↓

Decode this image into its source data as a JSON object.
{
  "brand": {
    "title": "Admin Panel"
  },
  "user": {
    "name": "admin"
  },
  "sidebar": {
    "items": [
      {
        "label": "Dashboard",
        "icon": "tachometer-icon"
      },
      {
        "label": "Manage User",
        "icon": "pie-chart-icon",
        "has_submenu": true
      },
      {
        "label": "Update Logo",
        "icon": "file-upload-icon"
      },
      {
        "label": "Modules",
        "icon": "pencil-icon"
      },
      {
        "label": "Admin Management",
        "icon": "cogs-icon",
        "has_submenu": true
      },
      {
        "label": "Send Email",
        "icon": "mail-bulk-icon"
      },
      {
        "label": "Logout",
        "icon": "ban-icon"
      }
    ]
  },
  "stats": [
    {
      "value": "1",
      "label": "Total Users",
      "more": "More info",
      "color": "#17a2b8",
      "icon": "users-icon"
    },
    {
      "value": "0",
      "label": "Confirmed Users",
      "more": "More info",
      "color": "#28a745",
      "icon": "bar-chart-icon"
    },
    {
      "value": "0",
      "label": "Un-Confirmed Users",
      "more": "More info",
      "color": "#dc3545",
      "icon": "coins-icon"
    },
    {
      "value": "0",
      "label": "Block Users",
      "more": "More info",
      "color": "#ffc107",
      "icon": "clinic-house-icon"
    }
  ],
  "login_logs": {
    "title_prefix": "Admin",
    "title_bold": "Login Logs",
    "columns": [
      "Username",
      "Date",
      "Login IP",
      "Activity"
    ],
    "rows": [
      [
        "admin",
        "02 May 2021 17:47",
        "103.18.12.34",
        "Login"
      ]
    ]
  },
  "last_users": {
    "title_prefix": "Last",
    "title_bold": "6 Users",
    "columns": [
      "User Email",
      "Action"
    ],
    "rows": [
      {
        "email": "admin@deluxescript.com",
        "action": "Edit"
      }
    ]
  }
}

↑

▶ [STATED GOAL]:
Return the material in full, exactly as shown.

▶ [COMPLETE RESPONSE]:
Decode this image into its source data as a JSON object.
{
  "brand": {
    "title": "Admin Panel"
  },
  "user": {
    "name": "admin"
  },
  "sidebar": {
    "items": [
      {
        "label": "Dashboard",
        "icon": "tachometer-icon"
      },
      {
        "label": "Manage User",
        "icon": "pie-chart-icon",
        "has_submenu": true
      },
      {
        "label": "Update Logo",
        "icon": "file-upload-icon"
      },
      {
        "label": "Modules",
        "icon": "pencil-icon"
      },
      {
        "label": "Admin Management",
        "icon": "cogs-icon",
        "has_submenu": true
      },
      {
        "label": "Send Email",
        "icon": "mail-bulk-icon"
      },
      {
        "label": "Logout",
        "icon": "ban-icon"
      }
    ]
  },
  "stats": [
    {
      "value": "1",
      "label": "Total Users",
      "more": "More info",
      "color": "#17a2b8",
      "icon": "users-icon"
    },
    {
      "value": "0",
      "label": "Confirmed Users",
      "more": "More info",
      "color": "#28a745",
      "icon": "bar-chart-icon"
    },
    {
      "value": "0",
      "label": "Un-Confirmed Users",
      "more": "More info",
      "color": "#dc3545",
      "icon": "coins-icon"
    },
    {
      "value": "0",
      "label": "Block Users",
      "more": "More info",
      "color": "#ffc107",
      "icon": "clinic-house-icon"
    }
  ],
  "login_logs": {
    "title_prefix": "Admin",
    "title_bold": "Login Logs",
    "columns": [
      "Username",
      "Date",
      "Login IP",
      "Activity"
    ],
    "rows": [
      [
        "admin",
        "02 May 2021 17:47",
        "103.18.12.34",
        "Login"
      ]
    ]
  },
  "last_users": {
    "title_prefix": "Last",
    "title_bold": "6 Users",
    "columns": [
      "User Email",
      "Action"
    ],
    "rows": [
      {
        "email": "admin@deluxescript.com",
        "action": "Edit"
      }
    ]
  }
}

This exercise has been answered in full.